_Work to be completed:_
Retype every entry in its entirety, without alteration.

(Data entries for graphics)

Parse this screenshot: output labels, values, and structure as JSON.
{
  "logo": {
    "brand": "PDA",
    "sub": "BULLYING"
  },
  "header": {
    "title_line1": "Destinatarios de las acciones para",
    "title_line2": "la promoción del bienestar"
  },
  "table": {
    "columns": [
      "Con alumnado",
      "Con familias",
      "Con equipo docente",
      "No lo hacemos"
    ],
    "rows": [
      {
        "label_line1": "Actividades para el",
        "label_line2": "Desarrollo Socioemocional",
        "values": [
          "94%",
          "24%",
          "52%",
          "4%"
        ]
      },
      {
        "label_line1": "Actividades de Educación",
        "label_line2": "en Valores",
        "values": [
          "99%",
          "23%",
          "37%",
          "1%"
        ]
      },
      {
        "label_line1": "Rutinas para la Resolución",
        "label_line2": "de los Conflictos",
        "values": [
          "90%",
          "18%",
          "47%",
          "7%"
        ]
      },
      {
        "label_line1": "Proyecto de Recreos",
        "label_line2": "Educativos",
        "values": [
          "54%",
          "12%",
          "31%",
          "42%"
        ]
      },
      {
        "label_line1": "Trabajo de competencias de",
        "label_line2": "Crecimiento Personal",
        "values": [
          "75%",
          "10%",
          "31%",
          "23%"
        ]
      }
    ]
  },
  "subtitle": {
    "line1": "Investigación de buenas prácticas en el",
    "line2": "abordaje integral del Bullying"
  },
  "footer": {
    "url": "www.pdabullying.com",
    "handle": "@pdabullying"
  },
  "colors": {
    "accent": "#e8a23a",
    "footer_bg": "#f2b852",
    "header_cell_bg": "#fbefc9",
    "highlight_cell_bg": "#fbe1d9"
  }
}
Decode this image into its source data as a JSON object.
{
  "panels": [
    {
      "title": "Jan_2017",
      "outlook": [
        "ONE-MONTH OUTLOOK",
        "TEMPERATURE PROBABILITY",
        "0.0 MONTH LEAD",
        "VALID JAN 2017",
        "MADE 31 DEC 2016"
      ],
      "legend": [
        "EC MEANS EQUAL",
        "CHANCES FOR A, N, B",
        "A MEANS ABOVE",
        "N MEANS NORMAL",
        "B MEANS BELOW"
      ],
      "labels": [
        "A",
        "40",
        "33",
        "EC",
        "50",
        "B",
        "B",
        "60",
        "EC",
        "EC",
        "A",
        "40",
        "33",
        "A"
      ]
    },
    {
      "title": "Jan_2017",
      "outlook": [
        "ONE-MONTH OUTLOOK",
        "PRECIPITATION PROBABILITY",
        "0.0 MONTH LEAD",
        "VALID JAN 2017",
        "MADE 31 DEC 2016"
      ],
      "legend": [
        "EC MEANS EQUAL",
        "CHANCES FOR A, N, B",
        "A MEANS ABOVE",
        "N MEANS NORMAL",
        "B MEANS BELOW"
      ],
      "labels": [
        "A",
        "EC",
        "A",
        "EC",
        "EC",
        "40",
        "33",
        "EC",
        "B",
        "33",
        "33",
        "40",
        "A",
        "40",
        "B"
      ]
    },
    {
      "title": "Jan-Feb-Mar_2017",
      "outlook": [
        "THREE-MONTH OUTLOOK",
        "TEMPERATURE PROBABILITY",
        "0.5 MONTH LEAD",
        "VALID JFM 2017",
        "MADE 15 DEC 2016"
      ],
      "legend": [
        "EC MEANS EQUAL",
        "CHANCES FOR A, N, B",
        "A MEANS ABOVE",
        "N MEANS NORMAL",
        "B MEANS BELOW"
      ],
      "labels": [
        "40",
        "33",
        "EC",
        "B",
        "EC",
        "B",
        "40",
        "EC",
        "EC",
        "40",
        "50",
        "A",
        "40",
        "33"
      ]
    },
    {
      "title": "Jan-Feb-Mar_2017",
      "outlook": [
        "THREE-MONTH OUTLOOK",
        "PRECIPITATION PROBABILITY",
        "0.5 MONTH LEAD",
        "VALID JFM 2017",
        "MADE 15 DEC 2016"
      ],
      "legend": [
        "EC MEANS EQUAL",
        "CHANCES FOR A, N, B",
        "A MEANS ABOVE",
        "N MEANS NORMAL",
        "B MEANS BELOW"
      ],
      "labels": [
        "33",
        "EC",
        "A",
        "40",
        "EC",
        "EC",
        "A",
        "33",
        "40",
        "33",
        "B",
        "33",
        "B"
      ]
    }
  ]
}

_Finished exercise:_
Parse this screenshot: output labels, values, and structure as JSON.
{
  "logo": {
    "brand": "PDA",
    "sub": "BULLYING"
  },
  "header": {
    "title_line1": "Destinatarios de las acciones para",
    "title_line2": "la promoción del bienestar"
  },
  "table": {
    "columns": [
      "Con alumnado",
      "Con familias",
      "Con equipo docente",
      "No lo hacemos"
    ],
    "rows": [
      {
        "label_line1": "Actividades para el",
        "label_line2": "Desarrollo Socioemocional",
        "values": [
          "94%",
          "24%",
          "52%",
          "4%"
        ]
      },
      {
        "label_line1": "Actividades de Educación",
        "label_line2": "en Valores",
        "values": [
          "99%",
          "23%",
          "37%",
          "1%"
        ]
      },
      {
        "label_line1": "Rutinas para la Resolución",
        "label_line2": "de los Conflictos",
        "values": [
          "90%",
          "18%",
          "47%",
          "7%"
        ]
      },
      {
        "label_line1": "Proyecto de Recreos",
        "label_line2": "Educativos",
        "values": [
          "54%",
          "12%",
          "31%",
          "42%"
        ]
      },
      {
        "label_line1": "Trabajo de competencias de",
        "label_line2": "Crecimiento Personal",
        "values": [
          "75%",
          "10%",
          "31%",
          "23%"
        ]
      }
    ]
  },
  "subtitle": {
    "line1": "Investigación de buenas prácticas en el",
    "line2": "abordaje integral del Bullying"
  },
  "footer": {
    "url": "www.pdabullying.com",
    "handle": "@pdabullying"
  },
  "colors": {
    "accent": "#e8a23a",
    "footer_bg": "#f2b852",
    "header_cell_bg": "#fbefc9",
    "highlight_cell_bg": "#fbe1d9"
  }
}
Decode this image into its source data as a JSON object.
{
  "panels": [
    {
      "title": "Jan_2017",
      "outlook": [
        "ONE-MONTH OUTLOOK",
        "TEMPERATURE PROBABILITY",
        "0.0 MONTH LEAD",
        "VALID JAN 2017",
        "MADE 31 DEC 2016"
      ],
      "legend": [
        "EC MEANS EQUAL",
        "CHANCES FOR A, N, B",
        "A MEANS ABOVE",
        "N MEANS NORMAL",
        "B MEANS BELOW"
      ],
      "labels": [
        "A",
        "40",
        "33",
        "EC",
        "50",
        "B",
        "B",
        "60",
        "EC",
        "EC",
        "A",
        "40",
        "33",
        "A"
      ]
    },
    {
      "title": "Jan_2017",
      "outlook": [
        "ONE-MONTH OUTLOOK",
        "PRECIPITATION PROBABILITY",
        "0.0 MONTH LEAD",
        "VALID JAN 2017",
        "MADE 31 DEC 2016"
      ],
      "legend": [
        "EC MEANS EQUAL",
        "CHANCES FOR A, N, B",
        "A MEANS ABOVE",
        "N MEANS NORMAL",
        "B MEANS BELOW"
      ],
      "labels": [
        "A",
        "EC",
        "A",
        "EC",
        "EC",
        "40",
        "33",
        "EC",
        "B",
        "33",
        "33",
        "40",
        "A",
        "40",
        "B"
      ]
    },
    {
      "title": "Jan-Feb-Mar_2017",
      "outlook": [
        "THREE-MONTH OUTLOOK",
        "TEMPERATURE PROBABILITY",
        "0.5 MONTH LEAD",
        "VALID JFM 2017",
        "MADE 15 DEC 2016"
      ],
      "legend": [
        "EC MEANS EQUAL",
        "CHANCES FOR A, N, B",
        "A MEANS ABOVE",
        "N MEANS NORMAL",
        "B MEANS BELOW"
      ],
      "labels": [
        "40",
        "33",
        "EC",
        "B",
        "EC",
        "B",
        "40",
        "EC",
        "EC",
        "40",
        "50",
        "A",
        "40",
        "33"
      ]
    },
    {
      "title": "Jan-Feb-Mar_2017",
      "outlook": [
        "THREE-MONTH OUTLOOK",
        "PRECIPITATION PROBABILITY",
        "0.5 MONTH LEAD",
        "VALID JFM 2017",
        "MADE 15 DEC 2016"
      ],
      "legend": [
        "EC MEANS EQUAL",
        "CHANCES FOR A, N, B",
        "A MEANS ABOVE",
        "N MEANS NORMAL",
        "B MEANS BELOW"
      ],
      "labels": [
        "33",
        "EC",
        "A",
        "40",
        "EC",
        "EC",
        "A",
        "33",
        "40",
        "33",
        "B",
        "33",
        "B"
      ]
    }
  ]
}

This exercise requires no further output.